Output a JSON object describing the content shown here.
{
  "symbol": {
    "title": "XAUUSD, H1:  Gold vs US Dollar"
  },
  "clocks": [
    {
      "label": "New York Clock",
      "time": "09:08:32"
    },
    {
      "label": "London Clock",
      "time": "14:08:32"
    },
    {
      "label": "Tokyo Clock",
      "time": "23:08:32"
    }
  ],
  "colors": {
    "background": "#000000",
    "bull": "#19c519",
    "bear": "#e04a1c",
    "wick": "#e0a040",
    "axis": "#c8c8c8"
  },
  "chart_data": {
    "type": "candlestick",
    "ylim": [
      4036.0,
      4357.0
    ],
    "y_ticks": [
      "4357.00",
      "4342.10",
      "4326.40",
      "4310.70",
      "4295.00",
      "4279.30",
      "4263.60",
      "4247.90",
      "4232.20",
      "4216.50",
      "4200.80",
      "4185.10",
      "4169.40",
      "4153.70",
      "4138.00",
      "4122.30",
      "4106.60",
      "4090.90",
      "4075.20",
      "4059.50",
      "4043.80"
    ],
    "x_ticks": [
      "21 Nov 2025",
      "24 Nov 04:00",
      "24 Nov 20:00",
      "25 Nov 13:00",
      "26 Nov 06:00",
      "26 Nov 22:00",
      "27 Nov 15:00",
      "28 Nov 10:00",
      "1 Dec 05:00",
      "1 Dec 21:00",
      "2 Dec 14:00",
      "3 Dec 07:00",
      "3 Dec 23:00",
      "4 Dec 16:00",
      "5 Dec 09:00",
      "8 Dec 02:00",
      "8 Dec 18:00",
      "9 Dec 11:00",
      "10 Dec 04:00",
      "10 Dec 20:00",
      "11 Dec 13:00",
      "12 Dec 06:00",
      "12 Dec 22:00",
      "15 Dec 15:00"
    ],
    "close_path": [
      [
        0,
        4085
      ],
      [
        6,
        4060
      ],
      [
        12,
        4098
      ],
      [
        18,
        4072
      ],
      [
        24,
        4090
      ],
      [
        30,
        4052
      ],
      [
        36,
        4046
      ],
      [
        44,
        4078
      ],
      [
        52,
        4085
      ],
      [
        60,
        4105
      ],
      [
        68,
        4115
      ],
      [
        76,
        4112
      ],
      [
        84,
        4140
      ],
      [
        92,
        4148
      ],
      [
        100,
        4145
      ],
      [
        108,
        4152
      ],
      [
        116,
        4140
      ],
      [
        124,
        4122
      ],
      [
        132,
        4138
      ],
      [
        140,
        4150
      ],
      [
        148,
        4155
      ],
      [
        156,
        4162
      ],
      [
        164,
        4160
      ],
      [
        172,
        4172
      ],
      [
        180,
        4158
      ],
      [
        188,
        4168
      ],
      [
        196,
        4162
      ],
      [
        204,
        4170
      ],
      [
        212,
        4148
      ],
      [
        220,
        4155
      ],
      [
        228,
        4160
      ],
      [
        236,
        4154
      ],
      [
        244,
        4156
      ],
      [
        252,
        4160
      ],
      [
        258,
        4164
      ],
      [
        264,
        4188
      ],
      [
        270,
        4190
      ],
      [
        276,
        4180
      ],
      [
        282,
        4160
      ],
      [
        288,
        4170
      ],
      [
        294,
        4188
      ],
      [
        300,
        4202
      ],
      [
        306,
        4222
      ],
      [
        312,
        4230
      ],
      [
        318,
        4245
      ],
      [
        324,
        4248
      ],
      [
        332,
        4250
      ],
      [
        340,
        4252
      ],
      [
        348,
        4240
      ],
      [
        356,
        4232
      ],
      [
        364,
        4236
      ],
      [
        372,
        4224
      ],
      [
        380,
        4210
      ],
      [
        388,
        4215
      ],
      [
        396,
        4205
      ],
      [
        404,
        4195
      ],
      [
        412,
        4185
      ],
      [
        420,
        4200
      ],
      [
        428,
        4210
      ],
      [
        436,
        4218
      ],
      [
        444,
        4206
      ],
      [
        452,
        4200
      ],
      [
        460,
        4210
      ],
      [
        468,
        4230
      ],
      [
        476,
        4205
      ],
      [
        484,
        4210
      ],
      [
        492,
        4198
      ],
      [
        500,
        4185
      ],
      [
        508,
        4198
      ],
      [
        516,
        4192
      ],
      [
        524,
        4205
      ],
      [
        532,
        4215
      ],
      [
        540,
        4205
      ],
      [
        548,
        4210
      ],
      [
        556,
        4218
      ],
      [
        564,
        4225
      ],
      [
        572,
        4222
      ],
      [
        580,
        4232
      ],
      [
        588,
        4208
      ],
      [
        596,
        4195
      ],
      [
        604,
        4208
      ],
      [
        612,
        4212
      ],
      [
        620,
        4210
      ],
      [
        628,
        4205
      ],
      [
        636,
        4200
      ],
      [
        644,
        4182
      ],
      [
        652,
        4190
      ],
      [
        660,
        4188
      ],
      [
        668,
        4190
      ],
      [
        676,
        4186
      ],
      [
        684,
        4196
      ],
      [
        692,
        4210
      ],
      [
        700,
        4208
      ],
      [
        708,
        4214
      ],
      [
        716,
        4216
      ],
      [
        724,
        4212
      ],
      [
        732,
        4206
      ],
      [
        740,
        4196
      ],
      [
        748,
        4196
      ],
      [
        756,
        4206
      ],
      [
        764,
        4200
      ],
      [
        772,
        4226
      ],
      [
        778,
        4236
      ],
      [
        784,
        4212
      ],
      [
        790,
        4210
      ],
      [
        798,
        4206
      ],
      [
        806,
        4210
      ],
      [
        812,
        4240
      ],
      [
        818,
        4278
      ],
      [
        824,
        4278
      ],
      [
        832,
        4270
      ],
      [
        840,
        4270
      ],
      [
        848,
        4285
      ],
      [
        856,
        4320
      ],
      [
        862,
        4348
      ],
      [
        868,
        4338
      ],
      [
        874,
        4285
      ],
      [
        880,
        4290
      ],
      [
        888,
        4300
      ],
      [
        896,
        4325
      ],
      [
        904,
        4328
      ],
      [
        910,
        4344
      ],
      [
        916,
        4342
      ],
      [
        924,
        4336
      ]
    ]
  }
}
○ ○ ○ ○ ○ ○ ○
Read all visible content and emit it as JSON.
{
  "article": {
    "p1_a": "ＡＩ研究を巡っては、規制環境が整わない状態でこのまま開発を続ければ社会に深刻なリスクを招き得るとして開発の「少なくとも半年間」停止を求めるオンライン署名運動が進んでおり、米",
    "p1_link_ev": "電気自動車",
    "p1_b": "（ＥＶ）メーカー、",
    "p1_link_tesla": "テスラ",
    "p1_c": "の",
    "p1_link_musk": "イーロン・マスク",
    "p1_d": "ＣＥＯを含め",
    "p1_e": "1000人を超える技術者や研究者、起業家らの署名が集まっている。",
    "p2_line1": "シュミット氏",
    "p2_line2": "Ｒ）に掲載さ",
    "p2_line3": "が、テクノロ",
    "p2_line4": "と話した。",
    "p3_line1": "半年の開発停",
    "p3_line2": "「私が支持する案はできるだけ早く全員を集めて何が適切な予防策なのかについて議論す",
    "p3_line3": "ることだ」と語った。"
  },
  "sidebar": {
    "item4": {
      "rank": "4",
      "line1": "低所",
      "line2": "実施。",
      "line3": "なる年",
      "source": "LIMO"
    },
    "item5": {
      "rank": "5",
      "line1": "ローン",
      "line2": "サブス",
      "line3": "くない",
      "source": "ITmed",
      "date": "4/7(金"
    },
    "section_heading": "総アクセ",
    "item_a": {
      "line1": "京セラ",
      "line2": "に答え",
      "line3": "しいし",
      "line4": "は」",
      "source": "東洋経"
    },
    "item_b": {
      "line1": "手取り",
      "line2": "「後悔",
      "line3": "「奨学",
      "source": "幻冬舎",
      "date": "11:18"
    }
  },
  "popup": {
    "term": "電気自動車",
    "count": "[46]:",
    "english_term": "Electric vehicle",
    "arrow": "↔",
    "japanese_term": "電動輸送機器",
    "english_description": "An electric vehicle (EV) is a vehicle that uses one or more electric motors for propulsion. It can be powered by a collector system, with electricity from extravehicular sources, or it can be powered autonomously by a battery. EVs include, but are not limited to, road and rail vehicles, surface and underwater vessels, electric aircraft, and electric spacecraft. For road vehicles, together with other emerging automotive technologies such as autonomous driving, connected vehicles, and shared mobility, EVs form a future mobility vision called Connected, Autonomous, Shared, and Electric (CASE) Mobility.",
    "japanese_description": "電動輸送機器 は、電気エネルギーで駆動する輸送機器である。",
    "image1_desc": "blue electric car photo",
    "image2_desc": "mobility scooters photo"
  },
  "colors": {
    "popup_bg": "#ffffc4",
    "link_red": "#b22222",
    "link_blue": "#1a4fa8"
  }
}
○ ○ ○ ○ ○ ○ ○
Find every line that holds "time" and copy it.

## Worked solution
      "time": "09:08:32"
      "time": "14:08:32"
      "time": "23:08:32"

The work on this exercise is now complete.